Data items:
----------------

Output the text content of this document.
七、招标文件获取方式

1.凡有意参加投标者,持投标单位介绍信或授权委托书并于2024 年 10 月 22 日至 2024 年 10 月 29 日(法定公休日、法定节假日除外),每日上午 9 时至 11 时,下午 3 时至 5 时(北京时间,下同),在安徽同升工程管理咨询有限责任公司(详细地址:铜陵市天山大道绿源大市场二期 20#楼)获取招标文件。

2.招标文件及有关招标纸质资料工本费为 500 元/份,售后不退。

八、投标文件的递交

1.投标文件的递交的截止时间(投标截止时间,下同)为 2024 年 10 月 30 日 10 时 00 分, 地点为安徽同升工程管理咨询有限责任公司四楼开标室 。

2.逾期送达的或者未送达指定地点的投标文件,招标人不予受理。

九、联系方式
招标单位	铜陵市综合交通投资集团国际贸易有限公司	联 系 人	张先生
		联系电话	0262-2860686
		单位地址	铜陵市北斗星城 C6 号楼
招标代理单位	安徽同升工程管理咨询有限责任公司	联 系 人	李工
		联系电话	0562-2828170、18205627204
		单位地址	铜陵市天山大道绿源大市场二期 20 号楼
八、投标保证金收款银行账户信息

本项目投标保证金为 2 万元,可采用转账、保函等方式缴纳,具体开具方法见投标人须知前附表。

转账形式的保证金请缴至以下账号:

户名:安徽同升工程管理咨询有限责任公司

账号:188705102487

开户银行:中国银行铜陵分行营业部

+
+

----------------

▸ Written problem
Every entry above needs to be quoted exactly.

▸ Response to the task
Output the text content of this document.
七、招标文件获取方式

1.凡有意参加投标者,持投标单位介绍信或授权委托书并于2024 年 10 月 22 日至 2024 年 10 月 29 日(法定公休日、法定节假日除外),每日上午 9 时至 11 时,下午 3 时至 5 时(北京时间,下同),在安徽同升工程管理咨询有限责任公司(详细地址:铜陵市天山大道绿源大市场二期 20#楼)获取招标文件。

2.招标文件及有关招标纸质资料工本费为 500 元/份,售后不退。

八、投标文件的递交

1.投标文件的递交的截止时间(投标截止时间,下同)为 2024 年 10 月 30 日 10 时 00 分, 地点为安徽同升工程管理咨询有限责任公司四楼开标室 。

2.逾期送达的或者未送达指定地点的投标文件,招标人不予受理。

九、联系方式
招标单位	铜陵市综合交通投资集团国际贸易有限公司	联 系 人	张先生
		联系电话	0262-2860686
		单位地址	铜陵市北斗星城 C6 号楼
招标代理单位	安徽同升工程管理咨询有限责任公司	联 系 人	李工
		联系电话	0562-2828170、18205627204
		单位地址	铜陵市天山大道绿源大市场二期 20 号楼
八、投标保证金收款银行账户信息

本项目投标保证金为 2 万元,可采用转账、保函等方式缴纳,具体开具方法见投标人须知前附表。

转账形式的保证金请缴至以下账号:

户名:安徽同升工程管理咨询有限责任公司

账号:188705102487

开户银行:中国银行铜陵分行营业部

+
+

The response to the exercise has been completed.